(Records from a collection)
____________
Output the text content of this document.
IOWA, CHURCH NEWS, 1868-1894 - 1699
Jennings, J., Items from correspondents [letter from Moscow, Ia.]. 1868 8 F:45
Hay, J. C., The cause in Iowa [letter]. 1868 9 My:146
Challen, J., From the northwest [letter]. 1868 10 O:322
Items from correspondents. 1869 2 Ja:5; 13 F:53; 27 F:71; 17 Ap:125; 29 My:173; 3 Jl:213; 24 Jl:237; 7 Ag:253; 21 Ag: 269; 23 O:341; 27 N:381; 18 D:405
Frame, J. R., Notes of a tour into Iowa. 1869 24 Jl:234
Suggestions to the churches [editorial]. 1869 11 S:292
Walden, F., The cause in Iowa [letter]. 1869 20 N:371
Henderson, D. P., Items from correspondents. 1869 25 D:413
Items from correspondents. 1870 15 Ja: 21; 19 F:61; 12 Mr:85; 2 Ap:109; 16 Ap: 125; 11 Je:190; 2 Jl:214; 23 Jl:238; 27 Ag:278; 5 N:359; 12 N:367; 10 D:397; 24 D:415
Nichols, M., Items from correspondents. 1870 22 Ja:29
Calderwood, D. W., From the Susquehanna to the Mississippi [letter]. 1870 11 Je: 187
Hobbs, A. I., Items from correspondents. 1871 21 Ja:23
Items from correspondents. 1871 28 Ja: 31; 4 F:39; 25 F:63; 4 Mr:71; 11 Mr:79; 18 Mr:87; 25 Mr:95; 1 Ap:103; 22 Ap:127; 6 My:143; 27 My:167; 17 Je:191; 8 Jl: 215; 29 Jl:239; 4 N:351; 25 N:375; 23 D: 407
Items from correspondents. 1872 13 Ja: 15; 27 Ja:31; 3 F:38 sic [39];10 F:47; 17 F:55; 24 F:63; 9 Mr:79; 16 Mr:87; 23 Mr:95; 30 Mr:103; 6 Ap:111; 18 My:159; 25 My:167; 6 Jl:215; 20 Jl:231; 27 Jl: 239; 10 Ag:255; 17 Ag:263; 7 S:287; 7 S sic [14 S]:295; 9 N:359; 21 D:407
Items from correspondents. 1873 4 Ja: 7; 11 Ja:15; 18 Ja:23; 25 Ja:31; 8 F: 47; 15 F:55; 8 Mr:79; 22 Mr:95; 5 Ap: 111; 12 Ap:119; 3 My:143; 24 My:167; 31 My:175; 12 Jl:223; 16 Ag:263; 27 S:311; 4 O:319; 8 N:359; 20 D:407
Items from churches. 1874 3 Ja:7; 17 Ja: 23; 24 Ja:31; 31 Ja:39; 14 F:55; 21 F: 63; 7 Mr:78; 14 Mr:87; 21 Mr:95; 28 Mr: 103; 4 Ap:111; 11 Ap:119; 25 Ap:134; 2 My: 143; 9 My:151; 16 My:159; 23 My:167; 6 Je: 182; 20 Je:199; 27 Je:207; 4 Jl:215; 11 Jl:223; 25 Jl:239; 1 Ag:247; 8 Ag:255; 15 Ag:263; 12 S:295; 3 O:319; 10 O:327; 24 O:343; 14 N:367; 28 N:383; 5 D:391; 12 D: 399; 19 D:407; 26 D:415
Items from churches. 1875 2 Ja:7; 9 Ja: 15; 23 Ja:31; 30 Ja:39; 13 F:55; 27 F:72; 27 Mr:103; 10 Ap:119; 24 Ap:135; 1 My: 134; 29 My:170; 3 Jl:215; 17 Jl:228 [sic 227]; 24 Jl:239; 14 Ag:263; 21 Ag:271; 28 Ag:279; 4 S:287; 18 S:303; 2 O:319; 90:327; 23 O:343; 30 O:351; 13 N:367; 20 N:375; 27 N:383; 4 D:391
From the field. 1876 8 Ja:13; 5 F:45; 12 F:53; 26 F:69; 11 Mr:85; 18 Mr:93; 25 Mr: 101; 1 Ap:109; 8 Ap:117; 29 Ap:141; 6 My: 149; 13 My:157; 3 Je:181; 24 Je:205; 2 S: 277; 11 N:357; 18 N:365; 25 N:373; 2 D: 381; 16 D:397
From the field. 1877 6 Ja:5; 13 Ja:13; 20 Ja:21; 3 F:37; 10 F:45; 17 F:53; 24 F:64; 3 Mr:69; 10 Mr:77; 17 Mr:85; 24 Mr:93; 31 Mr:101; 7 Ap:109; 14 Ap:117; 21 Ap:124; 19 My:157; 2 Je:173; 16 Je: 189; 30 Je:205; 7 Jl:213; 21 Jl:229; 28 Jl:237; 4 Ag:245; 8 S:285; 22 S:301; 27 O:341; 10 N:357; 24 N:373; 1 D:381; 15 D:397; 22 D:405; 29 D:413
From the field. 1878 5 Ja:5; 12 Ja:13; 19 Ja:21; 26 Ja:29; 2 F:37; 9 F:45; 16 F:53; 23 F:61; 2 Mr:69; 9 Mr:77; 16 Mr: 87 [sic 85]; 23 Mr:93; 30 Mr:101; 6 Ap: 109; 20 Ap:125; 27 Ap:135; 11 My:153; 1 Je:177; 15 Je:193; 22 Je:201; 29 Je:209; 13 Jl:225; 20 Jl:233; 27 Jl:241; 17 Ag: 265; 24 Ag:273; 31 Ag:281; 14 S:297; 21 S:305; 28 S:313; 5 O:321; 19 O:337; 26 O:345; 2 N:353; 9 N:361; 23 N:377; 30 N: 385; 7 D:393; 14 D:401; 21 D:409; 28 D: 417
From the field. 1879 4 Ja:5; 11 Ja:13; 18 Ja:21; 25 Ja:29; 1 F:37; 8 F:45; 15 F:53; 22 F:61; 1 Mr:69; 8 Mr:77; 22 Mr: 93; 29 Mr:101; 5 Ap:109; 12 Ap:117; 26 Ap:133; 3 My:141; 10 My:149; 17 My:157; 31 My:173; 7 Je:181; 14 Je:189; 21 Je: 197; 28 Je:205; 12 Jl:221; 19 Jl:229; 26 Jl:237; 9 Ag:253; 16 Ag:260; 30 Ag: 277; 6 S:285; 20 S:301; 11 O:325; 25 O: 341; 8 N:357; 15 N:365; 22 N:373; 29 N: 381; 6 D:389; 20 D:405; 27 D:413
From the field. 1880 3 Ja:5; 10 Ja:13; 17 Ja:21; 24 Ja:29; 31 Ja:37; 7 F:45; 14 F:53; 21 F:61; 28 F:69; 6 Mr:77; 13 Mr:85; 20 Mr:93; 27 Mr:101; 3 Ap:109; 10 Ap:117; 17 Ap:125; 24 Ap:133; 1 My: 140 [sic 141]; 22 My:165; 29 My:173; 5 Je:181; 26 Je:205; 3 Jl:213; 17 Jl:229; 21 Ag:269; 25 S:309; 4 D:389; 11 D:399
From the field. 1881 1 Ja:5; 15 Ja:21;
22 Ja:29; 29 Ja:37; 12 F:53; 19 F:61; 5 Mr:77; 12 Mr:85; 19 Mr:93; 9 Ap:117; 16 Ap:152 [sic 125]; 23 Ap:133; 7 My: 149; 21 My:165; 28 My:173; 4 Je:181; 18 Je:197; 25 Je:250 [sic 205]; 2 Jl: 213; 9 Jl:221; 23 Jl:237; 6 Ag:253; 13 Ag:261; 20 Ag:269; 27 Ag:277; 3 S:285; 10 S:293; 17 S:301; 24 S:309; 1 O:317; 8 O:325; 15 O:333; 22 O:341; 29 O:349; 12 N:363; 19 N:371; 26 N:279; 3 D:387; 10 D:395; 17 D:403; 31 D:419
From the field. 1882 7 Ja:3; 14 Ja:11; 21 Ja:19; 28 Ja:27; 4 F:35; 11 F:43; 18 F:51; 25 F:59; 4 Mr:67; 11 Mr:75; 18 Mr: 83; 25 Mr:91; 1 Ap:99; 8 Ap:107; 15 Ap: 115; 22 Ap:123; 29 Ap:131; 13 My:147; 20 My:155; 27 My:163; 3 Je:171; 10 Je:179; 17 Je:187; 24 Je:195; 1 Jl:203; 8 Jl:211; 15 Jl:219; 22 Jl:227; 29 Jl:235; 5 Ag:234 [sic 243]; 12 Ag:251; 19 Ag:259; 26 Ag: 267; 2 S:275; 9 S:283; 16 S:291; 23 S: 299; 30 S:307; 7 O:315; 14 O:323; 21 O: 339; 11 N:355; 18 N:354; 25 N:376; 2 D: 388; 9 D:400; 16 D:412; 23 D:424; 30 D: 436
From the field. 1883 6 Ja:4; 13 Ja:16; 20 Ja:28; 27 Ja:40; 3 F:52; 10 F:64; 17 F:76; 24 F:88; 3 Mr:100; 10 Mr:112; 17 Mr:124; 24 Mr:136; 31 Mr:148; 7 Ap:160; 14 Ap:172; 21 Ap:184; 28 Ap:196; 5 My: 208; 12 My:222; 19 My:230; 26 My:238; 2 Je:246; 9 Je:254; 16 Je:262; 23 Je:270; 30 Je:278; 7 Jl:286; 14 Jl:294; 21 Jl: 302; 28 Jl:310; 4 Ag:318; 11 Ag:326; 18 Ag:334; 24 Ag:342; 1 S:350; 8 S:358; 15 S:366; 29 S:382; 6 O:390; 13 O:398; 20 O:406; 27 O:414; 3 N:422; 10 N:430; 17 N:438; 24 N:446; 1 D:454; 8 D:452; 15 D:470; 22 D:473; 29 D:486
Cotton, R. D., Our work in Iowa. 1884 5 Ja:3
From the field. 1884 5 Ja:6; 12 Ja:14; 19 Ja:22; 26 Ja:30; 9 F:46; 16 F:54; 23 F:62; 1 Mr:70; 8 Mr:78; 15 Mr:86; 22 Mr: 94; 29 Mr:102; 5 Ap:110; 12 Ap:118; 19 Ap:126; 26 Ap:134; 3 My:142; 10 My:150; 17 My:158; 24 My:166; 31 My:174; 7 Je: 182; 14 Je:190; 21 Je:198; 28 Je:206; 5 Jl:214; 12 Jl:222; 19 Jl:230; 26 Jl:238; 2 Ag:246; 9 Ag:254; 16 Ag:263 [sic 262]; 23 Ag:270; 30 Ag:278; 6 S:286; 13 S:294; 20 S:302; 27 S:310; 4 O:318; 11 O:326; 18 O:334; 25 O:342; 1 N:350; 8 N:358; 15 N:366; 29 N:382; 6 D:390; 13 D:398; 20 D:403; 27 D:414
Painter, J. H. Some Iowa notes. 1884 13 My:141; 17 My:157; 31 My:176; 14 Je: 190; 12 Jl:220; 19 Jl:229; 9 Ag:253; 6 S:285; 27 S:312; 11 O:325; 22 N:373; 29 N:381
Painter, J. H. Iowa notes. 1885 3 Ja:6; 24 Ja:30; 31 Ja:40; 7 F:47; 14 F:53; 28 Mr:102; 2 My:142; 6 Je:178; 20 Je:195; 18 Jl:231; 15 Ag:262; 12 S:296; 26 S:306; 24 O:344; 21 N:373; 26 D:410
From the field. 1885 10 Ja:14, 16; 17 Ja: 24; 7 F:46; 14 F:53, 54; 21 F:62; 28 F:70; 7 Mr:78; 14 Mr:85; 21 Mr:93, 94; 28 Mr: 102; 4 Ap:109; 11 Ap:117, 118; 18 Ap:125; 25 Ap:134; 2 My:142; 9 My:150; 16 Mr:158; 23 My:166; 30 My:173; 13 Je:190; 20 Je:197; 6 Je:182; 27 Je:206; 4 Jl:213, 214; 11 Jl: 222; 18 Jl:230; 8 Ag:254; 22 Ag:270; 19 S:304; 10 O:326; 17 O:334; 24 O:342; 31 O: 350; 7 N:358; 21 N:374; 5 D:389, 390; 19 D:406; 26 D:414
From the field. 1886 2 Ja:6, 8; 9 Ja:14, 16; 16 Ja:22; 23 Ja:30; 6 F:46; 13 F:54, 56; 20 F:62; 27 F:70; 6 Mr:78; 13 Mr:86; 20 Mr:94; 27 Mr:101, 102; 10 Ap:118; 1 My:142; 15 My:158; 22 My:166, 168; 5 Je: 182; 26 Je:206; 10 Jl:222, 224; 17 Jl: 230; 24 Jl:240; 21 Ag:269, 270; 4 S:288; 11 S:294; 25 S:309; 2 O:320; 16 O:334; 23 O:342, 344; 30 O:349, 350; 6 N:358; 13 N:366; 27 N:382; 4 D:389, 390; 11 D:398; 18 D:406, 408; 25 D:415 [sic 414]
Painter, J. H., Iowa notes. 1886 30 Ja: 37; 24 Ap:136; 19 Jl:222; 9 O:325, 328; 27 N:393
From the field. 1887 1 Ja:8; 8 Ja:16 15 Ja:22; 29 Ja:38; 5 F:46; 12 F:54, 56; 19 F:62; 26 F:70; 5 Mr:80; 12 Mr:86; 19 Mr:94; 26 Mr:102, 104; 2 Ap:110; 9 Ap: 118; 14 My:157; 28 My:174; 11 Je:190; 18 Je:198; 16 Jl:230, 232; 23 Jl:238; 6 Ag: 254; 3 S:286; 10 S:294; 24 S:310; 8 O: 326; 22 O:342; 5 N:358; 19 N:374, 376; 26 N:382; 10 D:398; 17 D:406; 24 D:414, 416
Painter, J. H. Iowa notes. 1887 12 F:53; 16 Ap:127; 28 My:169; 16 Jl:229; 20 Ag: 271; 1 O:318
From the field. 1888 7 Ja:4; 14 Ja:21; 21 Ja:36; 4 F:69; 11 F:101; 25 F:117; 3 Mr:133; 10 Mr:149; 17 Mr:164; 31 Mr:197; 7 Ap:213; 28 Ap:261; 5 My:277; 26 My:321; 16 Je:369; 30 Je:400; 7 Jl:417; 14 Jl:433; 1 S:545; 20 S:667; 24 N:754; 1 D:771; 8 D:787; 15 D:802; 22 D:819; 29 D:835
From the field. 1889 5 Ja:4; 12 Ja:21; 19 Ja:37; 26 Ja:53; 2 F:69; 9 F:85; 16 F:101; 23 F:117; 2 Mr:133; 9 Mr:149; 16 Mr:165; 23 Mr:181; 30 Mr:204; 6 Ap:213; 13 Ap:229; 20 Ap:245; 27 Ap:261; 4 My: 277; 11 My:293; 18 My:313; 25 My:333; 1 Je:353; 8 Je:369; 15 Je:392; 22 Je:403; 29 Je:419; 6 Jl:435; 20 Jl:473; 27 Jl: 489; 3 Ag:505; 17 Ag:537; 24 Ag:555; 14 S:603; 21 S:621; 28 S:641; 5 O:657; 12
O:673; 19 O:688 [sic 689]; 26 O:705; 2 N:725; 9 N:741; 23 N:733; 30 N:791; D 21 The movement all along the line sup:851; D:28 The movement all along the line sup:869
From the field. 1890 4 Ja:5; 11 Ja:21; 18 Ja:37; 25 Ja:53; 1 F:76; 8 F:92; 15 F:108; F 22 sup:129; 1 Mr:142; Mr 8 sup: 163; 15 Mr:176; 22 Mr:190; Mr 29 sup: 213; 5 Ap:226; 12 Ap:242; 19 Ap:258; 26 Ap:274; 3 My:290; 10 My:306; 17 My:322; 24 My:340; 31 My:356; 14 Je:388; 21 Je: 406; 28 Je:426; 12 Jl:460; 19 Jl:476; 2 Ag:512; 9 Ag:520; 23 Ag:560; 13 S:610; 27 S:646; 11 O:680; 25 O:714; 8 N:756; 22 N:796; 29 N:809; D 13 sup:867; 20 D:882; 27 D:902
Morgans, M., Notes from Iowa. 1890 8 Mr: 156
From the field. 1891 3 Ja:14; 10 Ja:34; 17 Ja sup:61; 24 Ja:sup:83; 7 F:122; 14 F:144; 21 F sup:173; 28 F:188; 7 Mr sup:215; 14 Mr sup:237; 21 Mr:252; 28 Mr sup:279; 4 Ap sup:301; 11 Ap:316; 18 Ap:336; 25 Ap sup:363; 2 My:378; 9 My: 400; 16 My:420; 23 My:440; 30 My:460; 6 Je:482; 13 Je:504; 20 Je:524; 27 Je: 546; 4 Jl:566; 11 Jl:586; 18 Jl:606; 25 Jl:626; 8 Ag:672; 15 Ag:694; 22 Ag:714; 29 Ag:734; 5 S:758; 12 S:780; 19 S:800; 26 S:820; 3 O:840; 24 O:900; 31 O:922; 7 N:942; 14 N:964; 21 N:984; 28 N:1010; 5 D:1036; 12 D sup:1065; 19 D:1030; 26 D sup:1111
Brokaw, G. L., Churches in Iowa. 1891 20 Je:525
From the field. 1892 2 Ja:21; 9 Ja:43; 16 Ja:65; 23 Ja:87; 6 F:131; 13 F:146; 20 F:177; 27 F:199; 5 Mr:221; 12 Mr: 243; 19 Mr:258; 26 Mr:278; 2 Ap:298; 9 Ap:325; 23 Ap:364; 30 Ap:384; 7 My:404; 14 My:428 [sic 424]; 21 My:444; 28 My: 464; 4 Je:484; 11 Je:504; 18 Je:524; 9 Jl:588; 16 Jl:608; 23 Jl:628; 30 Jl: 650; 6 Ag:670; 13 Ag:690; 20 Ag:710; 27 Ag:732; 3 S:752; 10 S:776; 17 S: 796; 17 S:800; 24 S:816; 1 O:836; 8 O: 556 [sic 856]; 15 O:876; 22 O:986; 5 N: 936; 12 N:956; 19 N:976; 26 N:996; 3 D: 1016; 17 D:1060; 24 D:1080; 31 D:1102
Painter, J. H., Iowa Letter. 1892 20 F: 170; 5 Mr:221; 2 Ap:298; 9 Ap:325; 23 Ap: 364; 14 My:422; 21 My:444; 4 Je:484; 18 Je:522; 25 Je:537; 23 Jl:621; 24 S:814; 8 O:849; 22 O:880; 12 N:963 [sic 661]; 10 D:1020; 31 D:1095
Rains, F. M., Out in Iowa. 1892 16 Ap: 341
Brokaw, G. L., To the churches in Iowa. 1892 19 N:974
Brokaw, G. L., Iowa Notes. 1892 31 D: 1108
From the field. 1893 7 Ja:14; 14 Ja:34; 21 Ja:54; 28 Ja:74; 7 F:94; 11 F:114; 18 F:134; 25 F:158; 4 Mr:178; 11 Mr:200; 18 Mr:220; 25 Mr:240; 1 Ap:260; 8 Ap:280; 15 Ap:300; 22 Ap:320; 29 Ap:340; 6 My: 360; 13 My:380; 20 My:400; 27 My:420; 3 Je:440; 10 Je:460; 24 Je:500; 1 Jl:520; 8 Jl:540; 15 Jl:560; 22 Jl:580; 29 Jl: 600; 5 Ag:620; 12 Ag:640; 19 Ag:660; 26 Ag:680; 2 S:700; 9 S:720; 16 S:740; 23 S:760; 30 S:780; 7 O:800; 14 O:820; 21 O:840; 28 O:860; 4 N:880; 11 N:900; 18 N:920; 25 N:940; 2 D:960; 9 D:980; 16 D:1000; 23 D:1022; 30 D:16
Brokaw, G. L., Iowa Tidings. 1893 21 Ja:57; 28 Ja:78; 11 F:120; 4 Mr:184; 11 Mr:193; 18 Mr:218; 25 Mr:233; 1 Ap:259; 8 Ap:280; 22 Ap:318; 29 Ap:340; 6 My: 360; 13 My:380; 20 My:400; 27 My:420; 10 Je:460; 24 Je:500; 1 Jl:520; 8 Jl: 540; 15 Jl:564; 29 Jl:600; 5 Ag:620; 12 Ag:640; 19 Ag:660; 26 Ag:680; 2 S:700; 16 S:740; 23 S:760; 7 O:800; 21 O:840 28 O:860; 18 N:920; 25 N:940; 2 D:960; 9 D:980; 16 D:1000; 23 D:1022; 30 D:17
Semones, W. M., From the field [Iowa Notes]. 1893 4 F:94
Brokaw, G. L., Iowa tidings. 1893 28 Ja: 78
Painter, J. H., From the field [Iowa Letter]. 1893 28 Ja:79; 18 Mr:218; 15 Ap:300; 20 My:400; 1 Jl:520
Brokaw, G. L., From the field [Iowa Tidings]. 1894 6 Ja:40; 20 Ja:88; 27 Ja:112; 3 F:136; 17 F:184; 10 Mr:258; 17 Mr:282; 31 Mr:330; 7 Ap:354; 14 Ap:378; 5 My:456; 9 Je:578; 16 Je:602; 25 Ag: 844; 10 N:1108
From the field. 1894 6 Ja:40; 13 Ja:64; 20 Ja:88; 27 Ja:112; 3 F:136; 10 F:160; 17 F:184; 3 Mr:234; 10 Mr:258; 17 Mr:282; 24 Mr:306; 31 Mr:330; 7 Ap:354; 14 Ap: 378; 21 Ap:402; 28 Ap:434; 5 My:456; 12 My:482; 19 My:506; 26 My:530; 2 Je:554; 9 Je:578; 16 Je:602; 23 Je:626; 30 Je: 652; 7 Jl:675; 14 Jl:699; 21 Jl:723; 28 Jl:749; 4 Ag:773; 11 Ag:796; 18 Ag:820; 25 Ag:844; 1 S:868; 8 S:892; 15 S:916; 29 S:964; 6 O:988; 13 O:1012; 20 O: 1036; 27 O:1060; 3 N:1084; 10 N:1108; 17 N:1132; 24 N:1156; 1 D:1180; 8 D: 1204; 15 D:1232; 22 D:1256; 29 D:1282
____________
WORK TO DO: Using the records above, select and copy every line that has the word "cause".

IN RESPONSE:
Hay, J. C., The cause in Iowa [letter]. 1868 9 My:146
Walden, F., The cause in Iowa [letter]. 1869 20 N:371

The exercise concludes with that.